DIRECTION
Output each entry exactly; skip nothing.

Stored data
_ _ _ _ _

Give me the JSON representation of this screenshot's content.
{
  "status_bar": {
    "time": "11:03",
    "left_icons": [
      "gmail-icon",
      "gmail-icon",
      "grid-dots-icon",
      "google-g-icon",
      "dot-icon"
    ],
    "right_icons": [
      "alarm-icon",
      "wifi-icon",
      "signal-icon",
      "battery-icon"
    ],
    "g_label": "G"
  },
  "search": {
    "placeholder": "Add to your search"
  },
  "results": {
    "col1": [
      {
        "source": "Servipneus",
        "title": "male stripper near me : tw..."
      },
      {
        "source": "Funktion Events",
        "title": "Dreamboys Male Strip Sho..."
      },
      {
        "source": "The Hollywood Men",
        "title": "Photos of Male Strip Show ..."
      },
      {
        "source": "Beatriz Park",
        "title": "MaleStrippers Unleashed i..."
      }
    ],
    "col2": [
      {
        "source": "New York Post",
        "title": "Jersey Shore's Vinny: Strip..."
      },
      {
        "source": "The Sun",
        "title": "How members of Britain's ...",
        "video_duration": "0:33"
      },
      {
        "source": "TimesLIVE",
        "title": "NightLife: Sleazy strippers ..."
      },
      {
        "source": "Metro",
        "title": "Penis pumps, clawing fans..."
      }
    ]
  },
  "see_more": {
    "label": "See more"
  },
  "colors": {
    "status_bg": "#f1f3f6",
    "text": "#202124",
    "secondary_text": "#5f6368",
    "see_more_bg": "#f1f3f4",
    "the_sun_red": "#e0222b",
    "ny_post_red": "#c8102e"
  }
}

_ _ _ _ _

RESULT
Give me the JSON representation of this screenshot's content.
{
  "status_bar": {
    "time": "11:03",
    "left_icons": [
      "gmail-icon",
      "gmail-icon",
      "grid-dots-icon",
      "google-g-icon",
      "dot-icon"
    ],
    "right_icons": [
      "alarm-icon",
      "wifi-icon",
      "signal-icon",
      "battery-icon"
    ],
    "g_label": "G"
  },
  "search": {
    "placeholder": "Add to your search"
  },
  "results": {
    "col1": [
      {
        "source": "Servipneus",
        "title": "male stripper near me : tw..."
      },
      {
        "source": "Funktion Events",
        "title": "Dreamboys Male Strip Sho..."
      },
      {
        "source": "The Hollywood Men",
        "title": "Photos of Male Strip Show ..."
      },
      {
        "source": "Beatriz Park",
        "title": "MaleStrippers Unleashed i..."
      }
    ],
    "col2": [
      {
        "source": "New York Post",
        "title": "Jersey Shore's Vinny: Strip..."
      },
      {
        "source": "The Sun",
        "title": "How members of Britain's ...",
        "video_duration": "0:33"
      },
      {
        "source": "TimesLIVE",
        "title": "NightLife: Sleazy strippers ..."
      },
      {
        "source": "Metro",
        "title": "Penis pumps, clawing fans..."
      }
    ]
  },
  "see_more": {
    "label": "See more"
  },
  "colors": {
    "status_bg": "#f1f3f6",
    "text": "#202124",
    "secondary_text": "#5f6368",
    "see_more_bg": "#f1f3f4",
    "the_sun_red": "#e0222b",
    "ny_post_red": "#c8102e"
  }
}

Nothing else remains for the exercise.